> [Task] Reproduce the listing verbatim from its first line through the line containing "- hangup-icon[interactable]: ☎: [293, 314, 307, 327]", including both of those lines.

[Dataset rows]
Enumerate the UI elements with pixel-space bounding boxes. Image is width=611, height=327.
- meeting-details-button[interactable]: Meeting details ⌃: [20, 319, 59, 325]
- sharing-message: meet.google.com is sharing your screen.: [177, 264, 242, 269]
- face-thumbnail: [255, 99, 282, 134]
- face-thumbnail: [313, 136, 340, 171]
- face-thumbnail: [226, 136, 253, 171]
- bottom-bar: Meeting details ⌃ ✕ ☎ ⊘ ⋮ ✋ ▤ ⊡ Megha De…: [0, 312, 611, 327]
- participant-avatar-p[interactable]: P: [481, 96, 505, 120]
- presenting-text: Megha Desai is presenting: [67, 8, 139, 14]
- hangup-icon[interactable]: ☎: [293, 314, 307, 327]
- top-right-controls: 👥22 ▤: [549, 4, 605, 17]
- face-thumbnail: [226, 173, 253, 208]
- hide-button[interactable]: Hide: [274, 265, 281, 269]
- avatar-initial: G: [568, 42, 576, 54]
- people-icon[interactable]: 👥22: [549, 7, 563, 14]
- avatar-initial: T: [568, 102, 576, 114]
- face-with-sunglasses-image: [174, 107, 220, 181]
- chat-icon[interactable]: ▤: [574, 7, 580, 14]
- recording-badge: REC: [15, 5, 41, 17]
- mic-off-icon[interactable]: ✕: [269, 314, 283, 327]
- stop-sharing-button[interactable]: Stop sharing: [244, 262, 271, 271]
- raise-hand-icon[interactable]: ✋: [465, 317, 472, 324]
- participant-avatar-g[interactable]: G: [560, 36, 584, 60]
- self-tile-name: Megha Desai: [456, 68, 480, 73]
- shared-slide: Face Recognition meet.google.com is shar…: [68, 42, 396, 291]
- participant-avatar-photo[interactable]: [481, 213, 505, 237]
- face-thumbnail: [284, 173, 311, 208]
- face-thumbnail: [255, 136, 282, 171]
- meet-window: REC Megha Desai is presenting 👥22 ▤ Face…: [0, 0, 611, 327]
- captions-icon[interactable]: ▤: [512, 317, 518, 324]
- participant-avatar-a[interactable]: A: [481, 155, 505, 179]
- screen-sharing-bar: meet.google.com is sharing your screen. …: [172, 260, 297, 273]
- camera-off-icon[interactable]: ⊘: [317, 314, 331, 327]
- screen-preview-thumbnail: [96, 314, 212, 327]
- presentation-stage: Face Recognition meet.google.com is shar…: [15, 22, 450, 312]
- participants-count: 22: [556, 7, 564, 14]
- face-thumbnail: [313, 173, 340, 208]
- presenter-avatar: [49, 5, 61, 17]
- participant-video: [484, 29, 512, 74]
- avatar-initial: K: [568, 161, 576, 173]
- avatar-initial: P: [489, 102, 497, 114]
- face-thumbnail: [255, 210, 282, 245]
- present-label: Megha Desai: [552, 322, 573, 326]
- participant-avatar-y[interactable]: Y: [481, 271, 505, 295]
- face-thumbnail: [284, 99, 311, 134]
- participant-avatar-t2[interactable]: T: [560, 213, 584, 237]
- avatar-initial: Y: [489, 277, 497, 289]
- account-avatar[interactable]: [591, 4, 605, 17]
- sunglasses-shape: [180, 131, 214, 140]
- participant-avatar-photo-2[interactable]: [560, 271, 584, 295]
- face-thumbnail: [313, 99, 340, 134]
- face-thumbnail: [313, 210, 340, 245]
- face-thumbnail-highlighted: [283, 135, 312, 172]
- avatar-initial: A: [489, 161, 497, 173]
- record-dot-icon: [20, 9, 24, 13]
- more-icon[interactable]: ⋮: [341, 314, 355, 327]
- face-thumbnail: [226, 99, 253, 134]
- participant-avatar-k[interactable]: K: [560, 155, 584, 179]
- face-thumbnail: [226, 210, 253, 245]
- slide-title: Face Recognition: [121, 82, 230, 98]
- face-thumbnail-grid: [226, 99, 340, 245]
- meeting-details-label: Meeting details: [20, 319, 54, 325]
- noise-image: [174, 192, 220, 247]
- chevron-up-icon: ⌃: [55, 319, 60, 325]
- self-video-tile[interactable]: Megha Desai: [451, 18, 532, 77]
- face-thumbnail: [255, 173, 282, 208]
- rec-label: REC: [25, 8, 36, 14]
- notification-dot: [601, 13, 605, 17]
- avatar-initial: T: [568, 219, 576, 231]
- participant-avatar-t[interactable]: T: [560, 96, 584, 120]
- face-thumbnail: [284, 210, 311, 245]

> [Finished task]
Enumerate the UI elements with pixel-space bounding boxes. Image is width=611, height=327.
- meeting-details-button[interactable]: Meeting details ⌃: [20, 319, 59, 325]
- sharing-message: meet.google.com is sharing your screen.: [177, 264, 242, 269]
- face-thumbnail: [255, 99, 282, 134]
- face-thumbnail: [313, 136, 340, 171]
- face-thumbnail: [226, 136, 253, 171]
- bottom-bar: Meeting details ⌃ ✕ ☎ ⊘ ⋮ ✋ ▤ ⊡ Megha De…: [0, 312, 611, 327]
- participant-avatar-p[interactable]: P: [481, 96, 505, 120]
- presenting-text: Megha Desai is presenting: [67, 8, 139, 14]
- hangup-icon[interactable]: ☎: [293, 314, 307, 327]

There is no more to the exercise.